# [Written exercise]
In the copy, include every entry exactly but none of the pictures.

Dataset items
++++++++
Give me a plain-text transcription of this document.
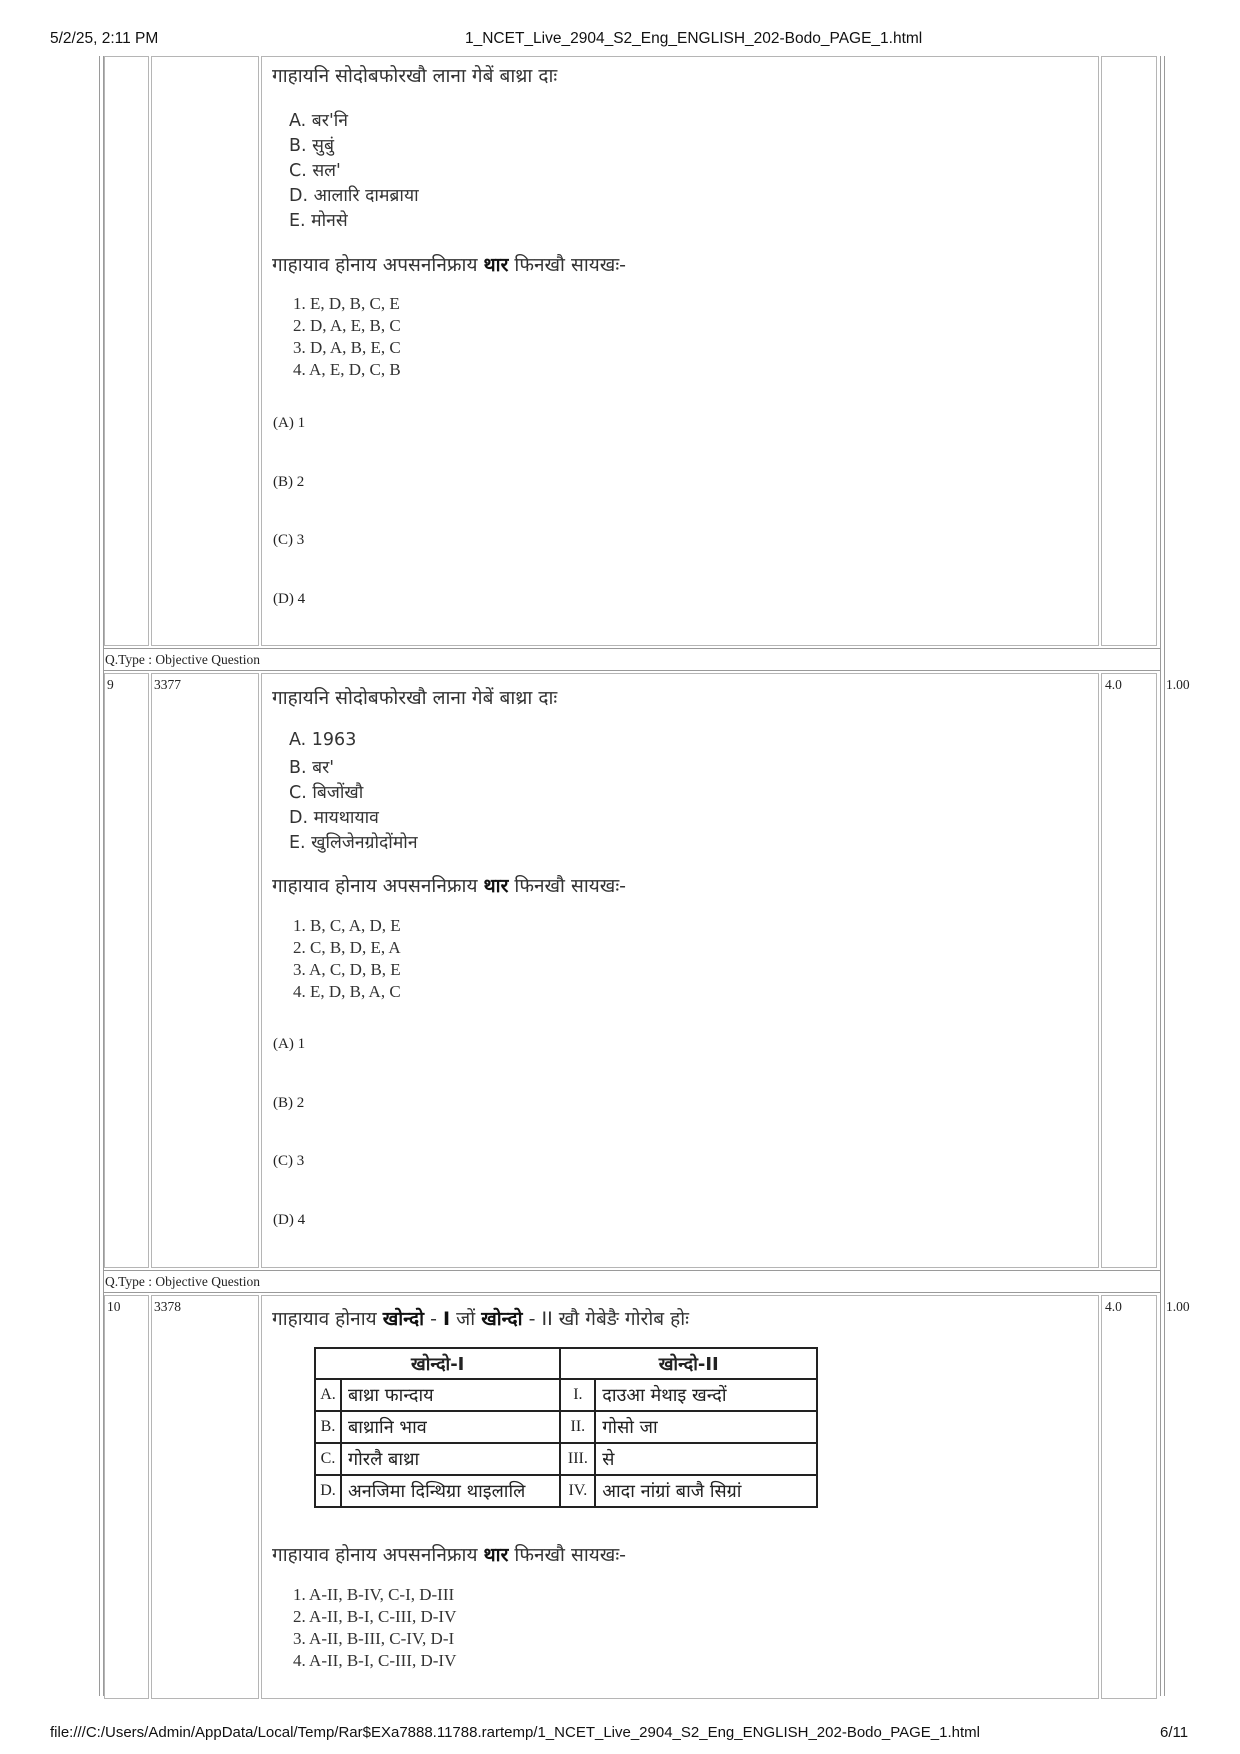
5/2/25, 2:11 PM	1_NCET_Live_2904_S2_Eng_ENGLISH_202-Bodo_PAGE_1.html
गाहायनि सोदोबफोरखौ लाना गेबें बाथ्रा दाः
A. बर'नि
B. सुबुं
C. सल'
D. आलारि दामब्राया
E. मोनसे
गाहायाव होनाय अपसननिफ्राय थार फिनखौ सायखः-
1. E, D, B, C, E
2. D, A, E, B, C
3. D, A, B, E, C
4. A, E, D, C, B
(A) 1
(B) 2
(C) 3
(D) 4
Q.Type : Objective Question
9	3377	4.0	1.00
गाहायनि सोदोबफोरखौ लाना गेबें बाथ्रा दाः
A. 1963
B. बर'
C. बिजोंखौ
D. मायथायाव
E. खुलिजेनग्रोदोंमोन
गाहायाव होनाय अपसननिफ्राय थार फिनखौ सायखः-
1. B, C, A, D, E
2. C, B, D, E, A
3. A, C, D, B, E
4. E, D, B, A, C
(A) 1
(B) 2
(C) 3
(D) 4
Q.Type : Objective Question
10 3378	4.0	1.00
गाहायाव होनाय खोन्दो - I जों खोन्दो - II खौ गेबेङै गोरोब होः
खोन्दो-I		खोन्दो-II	
A.	बाथ्रा फान्दाय	I.	दाउआ मेथाइ खन्दों
B.	बाथ्रानि भाव	II.	गोसो जा
C.	गोरलै बाथ्रा	III.	से
D.	अनजिमा दिन्थिग्रा थाइलालि	IV.	आदा नांग्रां बाजै सिग्रां
गाहायाव होनाय अपसननिफ्राय थार फिनखौ सायखः-
1. A-II, B-IV, C-I, D-III
2. A-II, B-I, C-III, D-IV
3. A-II, B-III, C-IV, D-I
4. A-II, B-I, C-III, D-IV
file:///C:/Users/Admin/AppData/Local/Temp/Rar$EXa7888.11788.rartemp/1_NCET_Live_2904_S2_Eng_ENGLISH_202-Bodo_PAGE_1.html	6/11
++++++++
# [Task output]
Give me a plain-text transcription of this document.
5/2/25, 2:11 PM	1_NCET_Live_2904_S2_Eng_ENGLISH_202-Bodo_PAGE_1.html
गाहायनि सोदोबफोरखौ लाना गेबें बाथ्रा दाः
A. बर'नि
B. सुबुं
C. सल'
D. आलारि दामब्राया
E. मोनसे
गाहायाव होनाय अपसननिफ्राय थार फिनखौ सायखः-
1. E, D, B, C, E
2. D, A, E, B, C
3. D, A, B, E, C
4. A, E, D, C, B
(A) 1
(B) 2
(C) 3
(D) 4
Q.Type : Objective Question
9	3377	4.0	1.00
गाहायनि सोदोबफोरखौ लाना गेबें बाथ्रा दाः
A. 1963
B. बर'
C. बिजोंखौ
D. मायथायाव
E. खुलिजेनग्रोदोंमोन
गाहायाव होनाय अपसननिफ्राय थार फिनखौ सायखः-
1. B, C, A, D, E
2. C, B, D, E, A
3. A, C, D, B, E
4. E, D, B, A, C
(A) 1
(B) 2
(C) 3
(D) 4
Q.Type : Objective Question
10 3378	4.0	1.00
गाहायाव होनाय खोन्दो - I जों खोन्दो - II खौ गेबेङै गोरोब होः
खोन्दो-I		खोन्दो-II	
A.	बाथ्रा फान्दाय	I.	दाउआ मेथाइ खन्दों
B.	बाथ्रानि भाव	II.	गोसो जा
C.	गोरलै बाथ्रा	III.	से
D.	अनजिमा दिन्थिग्रा थाइलालि	IV.	आदा नांग्रां बाजै सिग्रां
गाहायाव होनाय अपसननिफ्राय थार फिनखौ सायखः-
1. A-II, B-IV, C-I, D-III
2. A-II, B-I, C-III, D-IV
3. A-II, B-III, C-IV, D-I
4. A-II, B-I, C-III, D-IV
file:///C:/Users/Admin/AppData/Local/Temp/Rar$EXa7888.11788.rartemp/1_NCET_Live_2904_S2_Eng_ENGLISH_202-Bodo_PAGE_1.html	6/11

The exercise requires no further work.